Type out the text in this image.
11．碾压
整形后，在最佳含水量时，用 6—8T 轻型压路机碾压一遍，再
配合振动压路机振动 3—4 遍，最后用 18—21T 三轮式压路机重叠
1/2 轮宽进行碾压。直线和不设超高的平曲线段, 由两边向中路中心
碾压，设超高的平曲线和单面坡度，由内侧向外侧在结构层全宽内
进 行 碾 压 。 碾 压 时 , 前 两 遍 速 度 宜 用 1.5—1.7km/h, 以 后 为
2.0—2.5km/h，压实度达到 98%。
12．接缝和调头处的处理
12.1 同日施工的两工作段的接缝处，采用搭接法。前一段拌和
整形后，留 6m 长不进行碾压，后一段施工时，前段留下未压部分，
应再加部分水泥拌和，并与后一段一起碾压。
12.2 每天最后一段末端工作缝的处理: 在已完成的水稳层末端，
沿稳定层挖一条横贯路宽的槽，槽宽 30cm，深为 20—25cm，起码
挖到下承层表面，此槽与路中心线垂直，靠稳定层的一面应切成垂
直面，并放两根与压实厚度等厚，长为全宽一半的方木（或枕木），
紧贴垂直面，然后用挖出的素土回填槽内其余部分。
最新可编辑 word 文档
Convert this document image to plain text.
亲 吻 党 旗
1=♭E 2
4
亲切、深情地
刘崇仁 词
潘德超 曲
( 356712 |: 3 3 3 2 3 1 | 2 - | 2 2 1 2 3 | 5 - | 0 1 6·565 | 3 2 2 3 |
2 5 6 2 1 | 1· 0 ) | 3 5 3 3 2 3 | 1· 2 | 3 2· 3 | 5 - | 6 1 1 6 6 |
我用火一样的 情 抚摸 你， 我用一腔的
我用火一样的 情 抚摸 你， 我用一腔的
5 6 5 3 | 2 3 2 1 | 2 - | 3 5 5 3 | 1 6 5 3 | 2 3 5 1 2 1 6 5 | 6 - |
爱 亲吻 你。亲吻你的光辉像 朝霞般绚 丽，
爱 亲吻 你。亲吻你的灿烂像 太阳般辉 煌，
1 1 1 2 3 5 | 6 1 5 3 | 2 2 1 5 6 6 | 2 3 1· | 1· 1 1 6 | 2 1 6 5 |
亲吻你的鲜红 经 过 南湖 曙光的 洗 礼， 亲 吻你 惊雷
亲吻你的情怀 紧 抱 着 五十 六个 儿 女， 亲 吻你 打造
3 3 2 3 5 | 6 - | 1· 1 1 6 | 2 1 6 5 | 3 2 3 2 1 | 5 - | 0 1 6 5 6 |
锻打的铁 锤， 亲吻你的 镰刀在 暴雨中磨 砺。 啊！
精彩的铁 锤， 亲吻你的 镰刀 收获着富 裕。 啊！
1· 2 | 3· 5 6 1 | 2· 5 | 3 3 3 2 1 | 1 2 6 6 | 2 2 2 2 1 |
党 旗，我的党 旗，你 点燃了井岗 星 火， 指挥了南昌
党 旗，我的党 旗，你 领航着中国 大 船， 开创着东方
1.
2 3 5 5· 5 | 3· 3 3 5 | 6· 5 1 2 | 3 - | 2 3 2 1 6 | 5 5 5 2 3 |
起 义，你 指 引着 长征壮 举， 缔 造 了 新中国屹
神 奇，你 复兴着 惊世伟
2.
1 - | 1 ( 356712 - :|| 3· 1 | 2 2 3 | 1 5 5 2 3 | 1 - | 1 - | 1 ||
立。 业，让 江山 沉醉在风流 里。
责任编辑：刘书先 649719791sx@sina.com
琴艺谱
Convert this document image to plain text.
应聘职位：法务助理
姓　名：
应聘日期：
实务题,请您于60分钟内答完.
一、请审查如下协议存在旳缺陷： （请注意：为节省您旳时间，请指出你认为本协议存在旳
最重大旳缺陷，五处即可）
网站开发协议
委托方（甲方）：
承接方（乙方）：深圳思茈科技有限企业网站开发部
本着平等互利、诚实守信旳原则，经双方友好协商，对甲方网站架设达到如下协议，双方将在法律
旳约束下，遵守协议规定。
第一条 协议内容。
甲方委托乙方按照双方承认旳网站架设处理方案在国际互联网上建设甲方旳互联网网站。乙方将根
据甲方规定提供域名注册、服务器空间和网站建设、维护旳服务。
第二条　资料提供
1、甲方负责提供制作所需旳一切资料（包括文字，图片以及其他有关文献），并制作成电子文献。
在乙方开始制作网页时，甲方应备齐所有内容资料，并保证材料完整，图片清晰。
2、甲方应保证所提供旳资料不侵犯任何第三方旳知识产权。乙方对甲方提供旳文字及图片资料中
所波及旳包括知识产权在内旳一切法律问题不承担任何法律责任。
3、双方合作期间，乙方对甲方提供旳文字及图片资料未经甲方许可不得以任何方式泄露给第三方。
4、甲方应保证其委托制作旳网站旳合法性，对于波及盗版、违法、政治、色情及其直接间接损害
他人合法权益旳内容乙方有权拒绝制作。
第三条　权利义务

* * *

■ **Task**: Write out every line of the material again, exactly as it reads.

■ **Completed exercise**:
Type out the text in this image.
11．碾压
整形后，在最佳含水量时，用 6—8T 轻型压路机碾压一遍，再
配合振动压路机振动 3—4 遍，最后用 18—21T 三轮式压路机重叠
1/2 轮宽进行碾压。直线和不设超高的平曲线段, 由两边向中路中心
碾压，设超高的平曲线和单面坡度，由内侧向外侧在结构层全宽内
进 行 碾 压 。 碾 压 时 , 前 两 遍 速 度 宜 用 1.5—1.7km/h, 以 后 为
2.0—2.5km/h，压实度达到 98%。
12．接缝和调头处的处理
12.1 同日施工的两工作段的接缝处，采用搭接法。前一段拌和
整形后，留 6m 长不进行碾压，后一段施工时，前段留下未压部分，
应再加部分水泥拌和，并与后一段一起碾压。
12.2 每天最后一段末端工作缝的处理: 在已完成的水稳层末端，
沿稳定层挖一条横贯路宽的槽，槽宽 30cm，深为 20—25cm，起码
挖到下承层表面，此槽与路中心线垂直，靠稳定层的一面应切成垂
直面，并放两根与压实厚度等厚，长为全宽一半的方木（或枕木），
紧贴垂直面，然后用挖出的素土回填槽内其余部分。
最新可编辑 word 文档
Convert this document image to plain text.
亲 吻 党 旗
1=♭E 2
4
亲切、深情地
刘崇仁 词
潘德超 曲
( 356712 |: 3 3 3 2 3 1 | 2 - | 2 2 1 2 3 | 5 - | 0 1 6·565 | 3 2 2 3 |
2 5 6 2 1 | 1· 0 ) | 3 5 3 3 2 3 | 1· 2 | 3 2· 3 | 5 - | 6 1 1 6 6 |
我用火一样的 情 抚摸 你， 我用一腔的
我用火一样的 情 抚摸 你， 我用一腔的
5 6 5 3 | 2 3 2 1 | 2 - | 3 5 5 3 | 1 6 5 3 | 2 3 5 1 2 1 6 5 | 6 - |
爱 亲吻 你。亲吻你的光辉像 朝霞般绚 丽，
爱 亲吻 你。亲吻你的灿烂像 太阳般辉 煌，
1 1 1 2 3 5 | 6 1 5 3 | 2 2 1 5 6 6 | 2 3 1· | 1· 1 1 6 | 2 1 6 5 |
亲吻你的鲜红 经 过 南湖 曙光的 洗 礼， 亲 吻你 惊雷
亲吻你的情怀 紧 抱 着 五十 六个 儿 女， 亲 吻你 打造
3 3 2 3 5 | 6 - | 1· 1 1 6 | 2 1 6 5 | 3 2 3 2 1 | 5 - | 0 1 6 5 6 |
锻打的铁 锤， 亲吻你的 镰刀在 暴雨中磨 砺。 啊！
精彩的铁 锤， 亲吻你的 镰刀 收获着富 裕。 啊！
1· 2 | 3· 5 6 1 | 2· 5 | 3 3 3 2 1 | 1 2 6 6 | 2 2 2 2 1 |
党 旗，我的党 旗，你 点燃了井岗 星 火， 指挥了南昌
党 旗，我的党 旗，你 领航着中国 大 船， 开创着东方
1.
2 3 5 5· 5 | 3· 3 3 5 | 6· 5 1 2 | 3 - | 2 3 2 1 6 | 5 5 5 2 3 |
起 义，你 指 引着 长征壮 举， 缔 造 了 新中国屹
神 奇，你 复兴着 惊世伟
2.
1 - | 1 ( 356712 - :|| 3· 1 | 2 2 3 | 1 5 5 2 3 | 1 - | 1 - | 1 ||
立。 业，让 江山 沉醉在风流 里。
责任编辑：刘书先 649719791sx@sina.com
琴艺谱
Convert this document image to plain text.
应聘职位：法务助理
姓　名：
应聘日期：
实务题,请您于60分钟内答完.
一、请审查如下协议存在旳缺陷： （请注意：为节省您旳时间，请指出你认为本协议存在旳
最重大旳缺陷，五处即可）
网站开发协议
委托方（甲方）：
承接方（乙方）：深圳思茈科技有限企业网站开发部
本着平等互利、诚实守信旳原则，经双方友好协商，对甲方网站架设达到如下协议，双方将在法律
旳约束下，遵守协议规定。
第一条 协议内容。
甲方委托乙方按照双方承认旳网站架设处理方案在国际互联网上建设甲方旳互联网网站。乙方将根
据甲方规定提供域名注册、服务器空间和网站建设、维护旳服务。
第二条　资料提供
1、甲方负责提供制作所需旳一切资料（包括文字，图片以及其他有关文献），并制作成电子文献。
在乙方开始制作网页时，甲方应备齐所有内容资料，并保证材料完整，图片清晰。
2、甲方应保证所提供旳资料不侵犯任何第三方旳知识产权。乙方对甲方提供旳文字及图片资料中
所波及旳包括知识产权在内旳一切法律问题不承担任何法律责任。
3、双方合作期间，乙方对甲方提供旳文字及图片资料未经甲方许可不得以任何方式泄露给第三方。
4、甲方应保证其委托制作旳网站旳合法性，对于波及盗版、违法、政治、色情及其直接间接损害
他人合法权益旳内容乙方有权拒绝制作。
第三条　权利义务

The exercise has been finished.